Your objective ▸
Leave every picture out and write out the records below exactly.

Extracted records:
%%

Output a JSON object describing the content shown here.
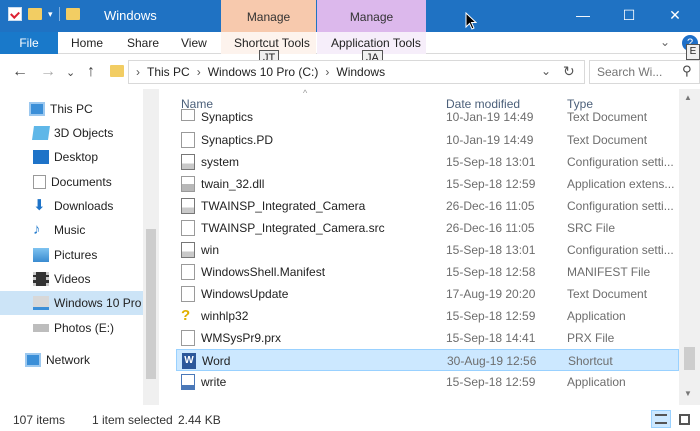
{
  "window": {
    "title": "Windows",
    "context_tabs": [
      "Manage",
      "Manage"
    ],
    "controls": {
      "minimize": "—",
      "maximize": "☐",
      "close": "✕"
    },
    "colors": {
      "titlebar": "#1f72c3",
      "manage1": "#f7c9ad",
      "manage2": "#dcb8ec"
    }
  },
  "ribbon": {
    "tabs": [
      "File",
      "Home",
      "Share",
      "View",
      "Shortcut Tools",
      "Application Tools"
    ],
    "keytips": {
      "shortcut": "JT",
      "application": "JA",
      "help": "E"
    },
    "help_icon": "?",
    "collapse_icon": "⌄"
  },
  "nav": {
    "back": "←",
    "forward": "→",
    "recent": "⌄",
    "up": "↑",
    "breadcrumb": [
      "This PC",
      "Windows 10 Pro (C:)",
      "Windows"
    ],
    "breadcrumb_sep": "›",
    "dropdown": "⌄",
    "refresh": "↻",
    "search_placeholder": "Search Wi...",
    "search_icon": "⚲"
  },
  "sidebar": {
    "items": [
      {
        "label": "This PC",
        "icon": "pc-icon"
      },
      {
        "label": "3D Objects",
        "icon": "cube-icon"
      },
      {
        "label": "Desktop",
        "icon": "desktop-icon"
      },
      {
        "label": "Documents",
        "icon": "documents-icon"
      },
      {
        "label": "Downloads",
        "icon": "downloads-icon"
      },
      {
        "label": "Music",
        "icon": "music-icon"
      },
      {
        "label": "Pictures",
        "icon": "pictures-icon"
      },
      {
        "label": "Videos",
        "icon": "videos-icon"
      },
      {
        "label": "Windows 10 Pro",
        "icon": "drive-icon",
        "selected": true
      },
      {
        "label": "Photos (E:)",
        "icon": "drive-icon"
      },
      {
        "label": "Network",
        "icon": "network-icon"
      }
    ]
  },
  "list": {
    "sort_indicator": "^",
    "columns": [
      "Name",
      "Date modified",
      "Type"
    ],
    "rows": [
      {
        "name": "Synaptics",
        "date": "10-Jan-19 14:49",
        "type": "Text Document",
        "icon": "text-file-icon"
      },
      {
        "name": "Synaptics.PD",
        "date": "10-Jan-19 14:49",
        "type": "Text Document",
        "icon": "text-file-icon"
      },
      {
        "name": "system",
        "date": "15-Sep-18 13:01",
        "type": "Configuration setti...",
        "icon": "config-file-icon"
      },
      {
        "name": "twain_32.dll",
        "date": "15-Sep-18 12:59",
        "type": "Application extens...",
        "icon": "dll-file-icon"
      },
      {
        "name": "TWAINSP_Integrated_Camera",
        "date": "26-Dec-16 11:05",
        "type": "Configuration setti...",
        "icon": "config-file-icon"
      },
      {
        "name": "TWAINSP_Integrated_Camera.src",
        "date": "26-Dec-16 11:05",
        "type": "SRC File",
        "icon": "blank-file-icon"
      },
      {
        "name": "win",
        "date": "15-Sep-18 13:01",
        "type": "Configuration setti...",
        "icon": "config-file-icon"
      },
      {
        "name": "WindowsShell.Manifest",
        "date": "15-Sep-18 12:58",
        "type": "MANIFEST File",
        "icon": "blank-file-icon"
      },
      {
        "name": "WindowsUpdate",
        "date": "17-Aug-19 20:20",
        "type": "Text Document",
        "icon": "text-file-icon"
      },
      {
        "name": "winhlp32",
        "date": "15-Sep-18 12:59",
        "type": "Application",
        "icon": "help-app-icon"
      },
      {
        "name": "WMSysPr9.prx",
        "date": "15-Sep-18 14:41",
        "type": "PRX File",
        "icon": "blank-file-icon"
      },
      {
        "name": "Word",
        "date": "30-Aug-19 12:56",
        "type": "Shortcut",
        "icon": "word-shortcut-icon",
        "selected": true
      },
      {
        "name": "write",
        "date": "15-Sep-18 12:59",
        "type": "Application",
        "icon": "write-app-icon"
      }
    ]
  },
  "status": {
    "item_count": "107 items",
    "selection": "1 item selected",
    "size": "2.44 KB"
  }
}
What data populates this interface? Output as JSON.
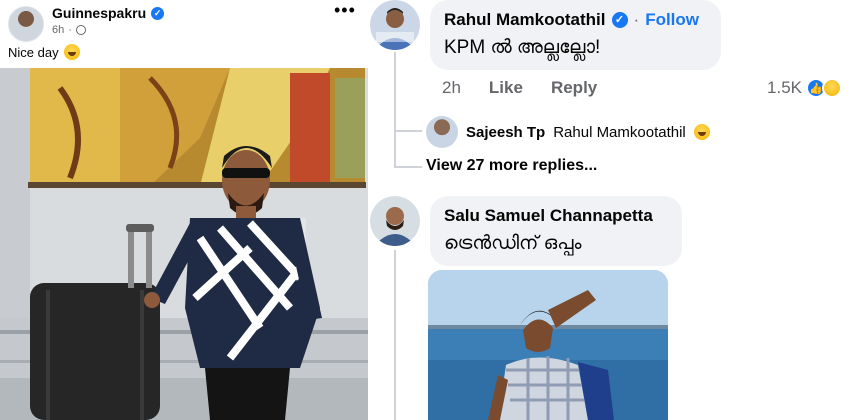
{
  "post": {
    "author": "Guinnespakru",
    "time": "6h",
    "dot": "·",
    "more_label": "•••",
    "caption": "Nice day"
  },
  "comments": [
    {
      "author": "Rahul Mamkootathil",
      "separator": "·",
      "follow_label": "Follow",
      "text": "KPM ൽ അല്ലല്ലോ!",
      "time": "2h",
      "like_label": "Like",
      "reply_label": "Reply",
      "reaction_count": "1.5K"
    },
    {
      "author": "Salu Samuel Channapetta",
      "text": "ട്രെൻഡിന് ഒപ്പം"
    }
  ],
  "reply": {
    "author": "Sajeesh Tp",
    "tag": "Rahul Mamkootathil"
  },
  "view_more_label": "View 27 more replies...",
  "colors": {
    "accent": "#1877f2",
    "bubble": "#f0f2f5",
    "secondary_text": "#65676b"
  }
}
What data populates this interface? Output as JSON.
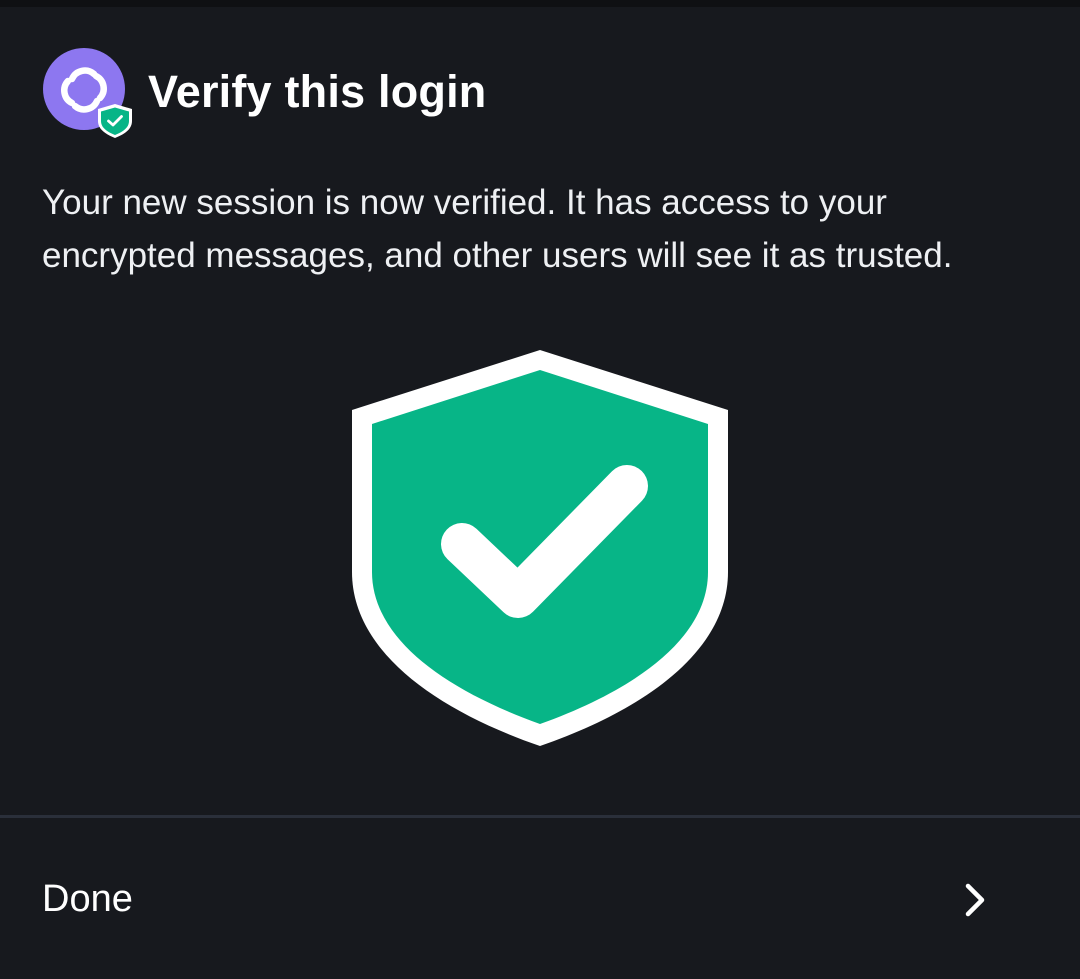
{
  "header": {
    "title": "Verify this login",
    "logo_icon": "element-logo-icon",
    "badge_icon": "verified-shield-badge-icon"
  },
  "description": "Your new session is now verified. It has access to your encrypted messages, and other users will see it as trusted.",
  "illustration": {
    "icon": "verified-shield-checkmark-icon"
  },
  "action": {
    "label": "Done",
    "icon": "chevron-right-icon"
  },
  "colors": {
    "background": "#17191e",
    "accent_green": "#07b587",
    "logo_purple": "#8d77f0",
    "divider": "#2a2f3a",
    "text": "#ffffff"
  }
}
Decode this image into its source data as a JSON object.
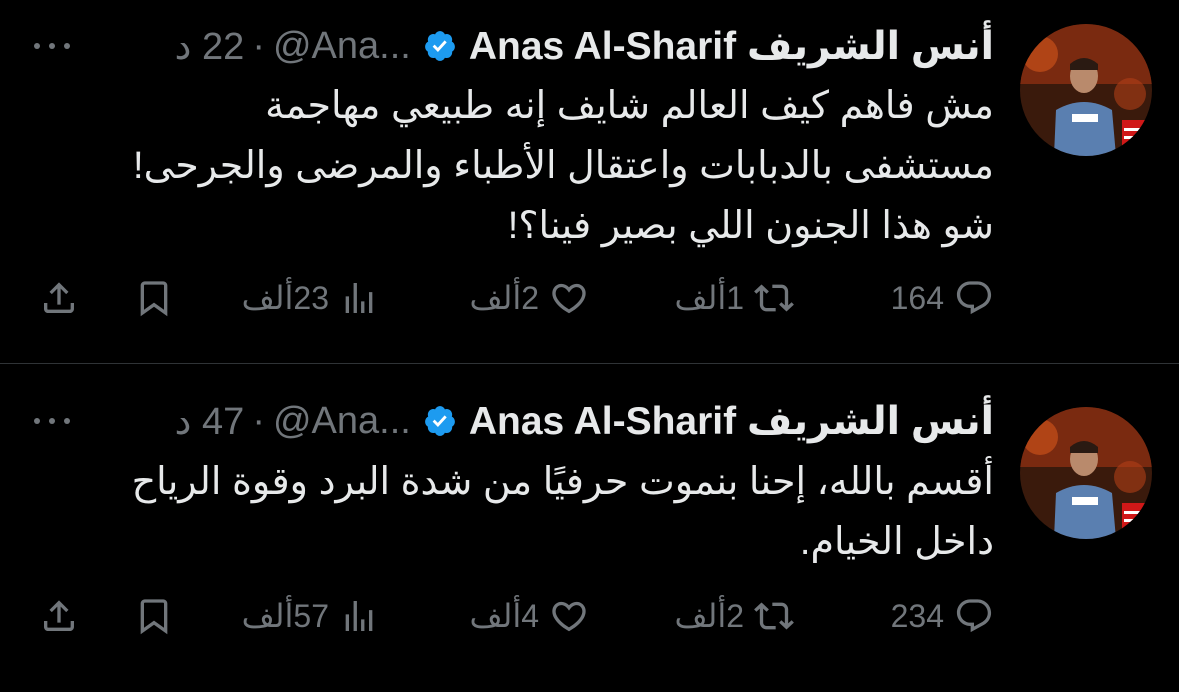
{
  "tweets": [
    {
      "author_name": "أنس الشريف Anas Al-Sharif",
      "handle": "@Ana...",
      "time": "22 د",
      "separator": "·",
      "text_lines": [
        "مش فاهم كيف العالم شايف إنه طبيعي مهاجمة",
        "مستشفى بالدبابات واعتقال الأطباء والمرضى والجرحى!",
        "شو هذا الجنون اللي بصير فينا؟!"
      ],
      "replies": "164",
      "reposts": "1ألف",
      "likes": "2ألف",
      "views": "23ألف"
    },
    {
      "author_name": "أنس الشريف Anas Al-Sharif",
      "handle": "@Ana...",
      "time": "47 د",
      "separator": "·",
      "text_lines": [
        "أقسم بالله، إحنا بنموت حرفيًا من شدة البرد وقوة الرياح",
        "داخل الخيام."
      ],
      "replies": "234",
      "reposts": "2ألف",
      "likes": "4ألف",
      "views": "57ألف"
    }
  ],
  "colors": {
    "background": "#000000",
    "text": "#e7e9ea",
    "muted": "#71767b",
    "verified": "#1d9bf0",
    "divider": "#2f3336"
  },
  "icons": [
    "verified-badge-icon",
    "more-icon",
    "reply-icon",
    "repost-icon",
    "like-icon",
    "views-icon",
    "bookmark-icon",
    "share-icon"
  ]
}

%%

Worked answer ▸
Output a JSON object describing the content shown here.
{
  "window": {
    "title": "Windows",
    "context_tabs": [
      "Manage",
      "Manage"
    ],
    "controls": {
      "minimize": "—",
      "maximize": "☐",
      "close": "✕"
    },
    "colors": {
      "titlebar": "#1f72c3",
      "manage1": "#f7c9ad",
      "manage2": "#dcb8ec"
    }
  },
  "ribbon": {
    "tabs": [
      "File",
      "Home",
      "Share",
      "View",
      "Shortcut Tools",
      "Application Tools"
    ],
    "keytips": {
      "shortcut": "JT",
      "application": "JA",
      "help": "E"
    },
    "help_icon": "?",
    "collapse_icon": "⌄"
  },
  "nav": {
    "back": "←",
    "forward": "→",
    "recent": "⌄",
    "up": "↑",
    "breadcrumb": [
      "This PC",
      "Windows 10 Pro (C:)",
      "Windows"
    ],
    "breadcrumb_sep": "›",
    "dropdown": "⌄",
    "refresh": "↻",
    "search_placeholder": "Search Wi...",
    "search_icon": "⚲"
  },
  "sidebar": {
    "items": [
      {
        "label": "This PC",
        "icon": "pc-icon"
      },
      {
        "label": "3D Objects",
        "icon": "cube-icon"
      },
      {
        "label": "Desktop",
        "icon": "desktop-icon"
      },
      {
        "label": "Documents",
        "icon": "documents-icon"
      },
      {
        "label": "Downloads",
        "icon": "downloads-icon"
      },
      {
        "label": "Music",
        "icon": "music-icon"
      },
      {
        "label": "Pictures",
        "icon": "pictures-icon"
      },
      {
        "label": "Videos",
        "icon": "videos-icon"
      },
      {
        "label": "Windows 10 Pro",
        "icon": "drive-icon",
        "selected": true
      },
      {
        "label": "Photos (E:)",
        "icon": "drive-icon"
      },
      {
        "label": "Network",
        "icon": "network-icon"
      }
    ]
  },
  "list": {
    "sort_indicator": "^",
    "columns": [
      "Name",
      "Date modified",
      "Type"
    ],
    "rows": [
      {
        "name": "Synaptics",
        "date": "10-Jan-19 14:49",
        "type": "Text Document",
        "icon": "text-file-icon"
      },
      {
        "name": "Synaptics.PD",
        "date": "10-Jan-19 14:49",
        "type": "Text Document",
        "icon": "text-file-icon"
      },
      {
        "name": "system",
        "date": "15-Sep-18 13:01",
        "type": "Configuration setti...",
        "icon": "config-file-icon"
      },
      {
        "name": "twain_32.dll",
        "date": "15-Sep-18 12:59",
        "type": "Application extens...",
        "icon": "dll-file-icon"
      },
      {
        "name": "TWAINSP_Integrated_Camera",
        "date": "26-Dec-16 11:05",
        "type": "Configuration setti...",
        "icon": "config-file-icon"
      },
      {
        "name": "TWAINSP_Integrated_Camera.src",
        "date": "26-Dec-16 11:05",
        "type": "SRC File",
        "icon": "blank-file-icon"
      },
      {
        "name": "win",
        "date": "15-Sep-18 13:01",
        "type": "Configuration setti...",
        "icon": "config-file-icon"
      },
      {
        "name": "WindowsShell.Manifest",
        "date": "15-Sep-18 12:58",
        "type": "MANIFEST File",
        "icon": "blank-file-icon"
      },
      {
        "name": "WindowsUpdate",
        "date": "17-Aug-19 20:20",
        "type": "Text Document",
        "icon": "text-file-icon"
      },
      {
        "name": "winhlp32",
        "date": "15-Sep-18 12:59",
        "type": "Application",
        "icon": "help-app-icon"
      },
      {
        "name": "WMSysPr9.prx",
        "date": "15-Sep-18 14:41",
        "type": "PRX File",
        "icon": "blank-file-icon"
      },
      {
        "name": "Word",
        "date": "30-Aug-19 12:56",
        "type": "Shortcut",
        "icon": "word-shortcut-icon",
        "selected": true
      },
      {
        "name": "write",
        "date": "15-Sep-18 12:59",
        "type": "Application",
        "icon": "write-app-icon"
      }
    ]
  },
  "status": {
    "item_count": "107 items",
    "selection": "1 item selected",
    "size": "2.44 KB"
  }
}
What data populates this interface? Output as JSON.
{
  "post": {
    "author": "Guinnespakru",
    "time": "6h",
    "dot": "·",
    "more_label": "•••",
    "caption": "Nice day"
  },
  "comments": [
    {
      "author": "Rahul Mamkootathil",
      "separator": "·",
      "follow_label": "Follow",
      "text": "KPM ൽ അല്ലല്ലോ!",
      "time": "2h",
      "like_label": "Like",
      "reply_label": "Reply",
      "reaction_count": "1.5K"
    },
    {
      "author": "Salu Samuel Channapetta",
      "text": "ട്രെൻഡിന് ഒപ്പം"
    }
  ],
  "reply": {
    "author": "Sajeesh Tp",
    "tag": "Rahul Mamkootathil"
  },
  "view_more_label": "View 27 more replies...",
  "colors": {
    "accent": "#1877f2",
    "bubble": "#f0f2f5",
    "secondary_text": "#65676b"
  }
}
What data populates this interface? Output as JSON.
{
  "header": {
    "title": "Verify this login",
    "logo_icon": "element-logo-icon",
    "badge_icon": "verified-shield-badge-icon"
  },
  "description": "Your new session is now verified. It has access to your encrypted messages, and other users will see it as trusted.",
  "illustration": {
    "icon": "verified-shield-checkmark-icon"
  },
  "action": {
    "label": "Done",
    "icon": "chevron-right-icon"
  },
  "colors": {
    "background": "#17191e",
    "accent_green": "#07b587",
    "logo_purple": "#8d77f0",
    "divider": "#2a2f3a",
    "text": "#ffffff"
  }
}
Decode this image into its source data as a JSON object.
{
  "tweets": [
    {
      "author_name": "أنس الشريف Anas Al-Sharif",
      "handle": "@Ana...",
      "time": "22 د",
      "separator": "·",
      "text_lines": [
        "مش فاهم كيف العالم شايف إنه طبيعي مهاجمة",
        "مستشفى بالدبابات واعتقال الأطباء والمرضى والجرحى!",
        "شو هذا الجنون اللي بصير فينا؟!"
      ],
      "replies": "164",
      "reposts": "1ألف",
      "likes": "2ألف",
      "views": "23ألف"
    },
    {
      "author_name": "أنس الشريف Anas Al-Sharif",
      "handle": "@Ana...",
      "time": "47 د",
      "separator": "·",
      "text_lines": [
        "أقسم بالله، إحنا بنموت حرفيًا من شدة البرد وقوة الرياح",
        "داخل الخيام."
      ],
      "replies": "234",
      "reposts": "2ألف",
      "likes": "4ألف",
      "views": "57ألف"
    }
  ],
  "colors": {
    "background": "#000000",
    "text": "#e7e9ea",
    "muted": "#71767b",
    "verified": "#1d9bf0",
    "divider": "#2f3336"
  },
  "icons": [
    "verified-badge-icon",
    "more-icon",
    "reply-icon",
    "repost-icon",
    "like-icon",
    "views-icon",
    "bookmark-icon",
    "share-icon"
  ]
}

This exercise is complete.